> _Task goal_
Copy every line of the data that contains the string "from".
# START OF Provided information
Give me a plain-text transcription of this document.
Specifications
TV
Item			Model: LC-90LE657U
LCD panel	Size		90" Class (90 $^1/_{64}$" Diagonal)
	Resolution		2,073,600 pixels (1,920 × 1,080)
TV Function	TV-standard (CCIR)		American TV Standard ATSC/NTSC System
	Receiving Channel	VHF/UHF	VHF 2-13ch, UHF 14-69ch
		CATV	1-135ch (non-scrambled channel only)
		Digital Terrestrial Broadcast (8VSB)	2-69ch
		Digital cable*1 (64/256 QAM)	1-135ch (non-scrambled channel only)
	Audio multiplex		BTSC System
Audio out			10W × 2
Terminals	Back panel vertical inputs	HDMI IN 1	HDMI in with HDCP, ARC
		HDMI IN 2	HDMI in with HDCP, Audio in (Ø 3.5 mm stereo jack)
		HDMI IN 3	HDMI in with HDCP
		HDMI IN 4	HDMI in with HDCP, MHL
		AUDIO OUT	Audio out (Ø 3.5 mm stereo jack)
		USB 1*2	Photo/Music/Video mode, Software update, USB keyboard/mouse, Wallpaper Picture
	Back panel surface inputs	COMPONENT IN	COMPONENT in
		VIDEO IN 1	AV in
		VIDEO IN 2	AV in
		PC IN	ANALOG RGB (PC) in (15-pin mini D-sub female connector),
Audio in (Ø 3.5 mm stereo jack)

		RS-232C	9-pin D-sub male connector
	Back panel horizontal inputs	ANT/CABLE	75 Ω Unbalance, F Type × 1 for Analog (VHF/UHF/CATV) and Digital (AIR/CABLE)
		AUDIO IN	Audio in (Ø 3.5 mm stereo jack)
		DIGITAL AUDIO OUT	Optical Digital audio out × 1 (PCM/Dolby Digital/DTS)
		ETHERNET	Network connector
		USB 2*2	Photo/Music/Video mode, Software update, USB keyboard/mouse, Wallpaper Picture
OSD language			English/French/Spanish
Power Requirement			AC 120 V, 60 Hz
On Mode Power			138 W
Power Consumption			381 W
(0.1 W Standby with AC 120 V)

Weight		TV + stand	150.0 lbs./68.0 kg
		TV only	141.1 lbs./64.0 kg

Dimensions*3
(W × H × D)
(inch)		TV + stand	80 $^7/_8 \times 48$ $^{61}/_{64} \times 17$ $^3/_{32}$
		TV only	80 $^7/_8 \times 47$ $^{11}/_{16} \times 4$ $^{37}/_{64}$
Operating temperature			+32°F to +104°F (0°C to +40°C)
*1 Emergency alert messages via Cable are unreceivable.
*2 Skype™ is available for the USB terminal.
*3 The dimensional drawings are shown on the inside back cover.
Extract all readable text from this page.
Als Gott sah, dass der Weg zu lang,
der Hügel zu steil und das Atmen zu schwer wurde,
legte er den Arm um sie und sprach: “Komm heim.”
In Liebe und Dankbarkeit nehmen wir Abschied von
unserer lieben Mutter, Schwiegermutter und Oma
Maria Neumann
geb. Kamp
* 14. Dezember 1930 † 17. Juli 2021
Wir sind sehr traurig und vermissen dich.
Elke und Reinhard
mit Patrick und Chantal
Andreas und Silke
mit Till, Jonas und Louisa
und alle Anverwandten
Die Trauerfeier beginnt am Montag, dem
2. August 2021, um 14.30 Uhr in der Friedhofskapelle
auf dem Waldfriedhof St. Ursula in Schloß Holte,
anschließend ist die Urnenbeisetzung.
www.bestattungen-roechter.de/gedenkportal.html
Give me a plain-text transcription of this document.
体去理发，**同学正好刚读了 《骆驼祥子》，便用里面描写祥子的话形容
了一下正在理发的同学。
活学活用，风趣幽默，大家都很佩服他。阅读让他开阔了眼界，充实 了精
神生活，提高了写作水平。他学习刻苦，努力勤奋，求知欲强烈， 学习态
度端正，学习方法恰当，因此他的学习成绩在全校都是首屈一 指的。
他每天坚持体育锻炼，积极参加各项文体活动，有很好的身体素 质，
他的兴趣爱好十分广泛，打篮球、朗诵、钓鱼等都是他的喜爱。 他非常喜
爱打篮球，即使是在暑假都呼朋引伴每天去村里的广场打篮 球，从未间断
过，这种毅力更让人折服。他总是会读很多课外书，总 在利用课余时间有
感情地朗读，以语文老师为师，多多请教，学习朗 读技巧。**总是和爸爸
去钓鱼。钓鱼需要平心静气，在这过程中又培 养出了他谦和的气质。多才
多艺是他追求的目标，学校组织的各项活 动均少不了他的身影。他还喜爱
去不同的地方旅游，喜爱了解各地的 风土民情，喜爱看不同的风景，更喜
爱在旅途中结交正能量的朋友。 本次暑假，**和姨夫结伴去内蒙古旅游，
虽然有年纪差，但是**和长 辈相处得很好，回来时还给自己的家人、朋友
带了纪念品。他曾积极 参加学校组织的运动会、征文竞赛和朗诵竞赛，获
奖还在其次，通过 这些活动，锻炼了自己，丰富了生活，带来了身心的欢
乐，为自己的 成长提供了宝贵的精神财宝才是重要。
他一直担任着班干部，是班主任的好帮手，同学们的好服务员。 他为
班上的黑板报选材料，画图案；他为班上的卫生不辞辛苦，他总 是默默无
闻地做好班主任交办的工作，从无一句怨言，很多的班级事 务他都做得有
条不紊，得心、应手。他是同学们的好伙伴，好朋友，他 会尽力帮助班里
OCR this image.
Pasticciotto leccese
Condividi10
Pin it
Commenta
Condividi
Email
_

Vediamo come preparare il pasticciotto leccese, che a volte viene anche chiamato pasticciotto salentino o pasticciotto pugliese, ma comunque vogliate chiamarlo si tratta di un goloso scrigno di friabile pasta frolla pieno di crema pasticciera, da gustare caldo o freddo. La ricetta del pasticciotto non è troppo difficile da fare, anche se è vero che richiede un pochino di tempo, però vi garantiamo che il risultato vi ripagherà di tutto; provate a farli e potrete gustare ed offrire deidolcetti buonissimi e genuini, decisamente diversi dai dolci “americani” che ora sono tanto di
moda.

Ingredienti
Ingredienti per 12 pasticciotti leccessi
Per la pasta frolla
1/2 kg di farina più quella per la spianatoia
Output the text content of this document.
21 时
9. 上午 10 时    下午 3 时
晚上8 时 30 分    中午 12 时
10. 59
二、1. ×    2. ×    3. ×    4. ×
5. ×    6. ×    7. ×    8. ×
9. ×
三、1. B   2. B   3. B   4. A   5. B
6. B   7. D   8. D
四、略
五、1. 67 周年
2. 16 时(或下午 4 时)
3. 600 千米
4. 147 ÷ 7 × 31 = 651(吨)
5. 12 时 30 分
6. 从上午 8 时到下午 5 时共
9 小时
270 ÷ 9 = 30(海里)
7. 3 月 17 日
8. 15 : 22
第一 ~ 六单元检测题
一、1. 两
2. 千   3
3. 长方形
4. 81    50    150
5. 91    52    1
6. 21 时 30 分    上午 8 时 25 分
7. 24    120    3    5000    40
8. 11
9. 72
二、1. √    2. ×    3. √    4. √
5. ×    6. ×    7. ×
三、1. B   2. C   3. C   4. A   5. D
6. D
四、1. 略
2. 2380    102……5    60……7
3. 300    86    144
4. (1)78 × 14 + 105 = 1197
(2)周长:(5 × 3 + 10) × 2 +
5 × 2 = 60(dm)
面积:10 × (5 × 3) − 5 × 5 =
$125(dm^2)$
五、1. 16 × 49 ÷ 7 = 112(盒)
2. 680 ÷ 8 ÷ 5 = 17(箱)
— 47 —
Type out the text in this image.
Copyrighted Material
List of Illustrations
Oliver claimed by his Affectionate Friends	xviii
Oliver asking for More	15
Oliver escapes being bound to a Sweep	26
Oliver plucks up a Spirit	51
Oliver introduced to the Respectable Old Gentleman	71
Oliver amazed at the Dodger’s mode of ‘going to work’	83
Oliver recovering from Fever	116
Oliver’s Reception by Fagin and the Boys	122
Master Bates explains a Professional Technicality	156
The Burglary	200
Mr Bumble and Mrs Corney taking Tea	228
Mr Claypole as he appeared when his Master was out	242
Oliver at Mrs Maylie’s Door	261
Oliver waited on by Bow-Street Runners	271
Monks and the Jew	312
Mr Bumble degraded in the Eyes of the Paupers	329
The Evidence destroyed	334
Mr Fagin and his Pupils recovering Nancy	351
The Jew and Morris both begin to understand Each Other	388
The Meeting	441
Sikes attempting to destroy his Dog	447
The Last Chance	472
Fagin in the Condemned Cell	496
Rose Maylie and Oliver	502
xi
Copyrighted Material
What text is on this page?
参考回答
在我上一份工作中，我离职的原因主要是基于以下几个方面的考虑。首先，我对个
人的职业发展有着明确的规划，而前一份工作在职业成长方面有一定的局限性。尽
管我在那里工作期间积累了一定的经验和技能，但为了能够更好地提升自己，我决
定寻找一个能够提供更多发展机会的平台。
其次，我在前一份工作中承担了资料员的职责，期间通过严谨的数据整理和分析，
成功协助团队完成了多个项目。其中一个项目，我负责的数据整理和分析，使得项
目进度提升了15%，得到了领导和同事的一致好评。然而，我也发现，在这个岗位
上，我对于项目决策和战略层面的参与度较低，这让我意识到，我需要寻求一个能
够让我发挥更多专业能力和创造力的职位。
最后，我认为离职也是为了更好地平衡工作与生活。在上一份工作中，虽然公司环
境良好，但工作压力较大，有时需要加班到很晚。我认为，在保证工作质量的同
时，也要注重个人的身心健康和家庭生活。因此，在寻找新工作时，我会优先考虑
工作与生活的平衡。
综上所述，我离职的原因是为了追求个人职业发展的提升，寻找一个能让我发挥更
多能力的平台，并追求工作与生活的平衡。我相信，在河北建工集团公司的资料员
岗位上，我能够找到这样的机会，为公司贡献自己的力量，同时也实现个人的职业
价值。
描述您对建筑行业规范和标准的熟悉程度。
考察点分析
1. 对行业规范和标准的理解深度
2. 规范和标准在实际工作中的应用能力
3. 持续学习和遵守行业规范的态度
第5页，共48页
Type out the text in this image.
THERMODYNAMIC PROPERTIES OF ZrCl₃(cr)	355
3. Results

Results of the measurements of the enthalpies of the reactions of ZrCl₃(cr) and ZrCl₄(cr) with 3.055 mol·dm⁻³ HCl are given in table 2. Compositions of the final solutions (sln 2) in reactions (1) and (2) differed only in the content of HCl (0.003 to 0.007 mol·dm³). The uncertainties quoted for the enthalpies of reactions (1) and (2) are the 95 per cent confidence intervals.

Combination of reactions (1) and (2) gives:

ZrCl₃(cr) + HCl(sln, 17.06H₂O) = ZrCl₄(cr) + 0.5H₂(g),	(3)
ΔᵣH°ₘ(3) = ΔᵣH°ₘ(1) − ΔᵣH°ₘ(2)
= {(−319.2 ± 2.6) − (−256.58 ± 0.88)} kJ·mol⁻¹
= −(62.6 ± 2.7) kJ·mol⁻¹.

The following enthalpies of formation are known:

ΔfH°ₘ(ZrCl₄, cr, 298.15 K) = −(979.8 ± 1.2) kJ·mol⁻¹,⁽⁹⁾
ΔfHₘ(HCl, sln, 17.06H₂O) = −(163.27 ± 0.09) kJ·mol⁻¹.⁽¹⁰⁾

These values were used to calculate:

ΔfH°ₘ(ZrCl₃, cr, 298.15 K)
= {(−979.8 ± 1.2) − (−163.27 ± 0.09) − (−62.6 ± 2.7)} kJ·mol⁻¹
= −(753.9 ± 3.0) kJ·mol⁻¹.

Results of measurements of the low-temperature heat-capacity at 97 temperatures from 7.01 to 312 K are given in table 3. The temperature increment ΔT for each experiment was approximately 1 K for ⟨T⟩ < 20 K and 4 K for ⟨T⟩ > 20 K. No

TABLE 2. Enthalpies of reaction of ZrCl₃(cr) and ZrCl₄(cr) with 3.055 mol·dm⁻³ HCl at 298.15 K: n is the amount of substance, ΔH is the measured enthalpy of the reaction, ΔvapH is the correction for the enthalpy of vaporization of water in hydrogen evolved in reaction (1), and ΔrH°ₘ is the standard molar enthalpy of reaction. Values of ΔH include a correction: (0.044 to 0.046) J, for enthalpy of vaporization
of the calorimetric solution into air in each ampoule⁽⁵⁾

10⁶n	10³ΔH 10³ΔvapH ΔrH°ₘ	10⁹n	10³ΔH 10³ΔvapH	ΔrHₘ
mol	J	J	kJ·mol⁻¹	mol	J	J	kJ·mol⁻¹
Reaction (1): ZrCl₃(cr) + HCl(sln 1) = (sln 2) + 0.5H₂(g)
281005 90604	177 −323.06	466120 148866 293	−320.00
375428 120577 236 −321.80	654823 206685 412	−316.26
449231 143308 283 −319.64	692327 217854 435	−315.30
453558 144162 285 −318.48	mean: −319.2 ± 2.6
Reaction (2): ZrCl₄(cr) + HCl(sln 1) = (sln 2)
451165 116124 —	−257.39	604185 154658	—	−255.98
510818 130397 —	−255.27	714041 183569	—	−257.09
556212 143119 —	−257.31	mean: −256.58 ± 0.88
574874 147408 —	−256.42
# END OF Provided information
> _The answer_
Extract all readable text from this page.
Oliver recovering from Fever	116
Results of measurements of the low-temperature heat-capacity at 97 temperatures from 7.01 to 312 K are given in table 3. The temperature increment ΔT for each experiment was approximately 1 K for ⟨T⟩ < 20 K and 4 K for ⟨T⟩ > 20 K. No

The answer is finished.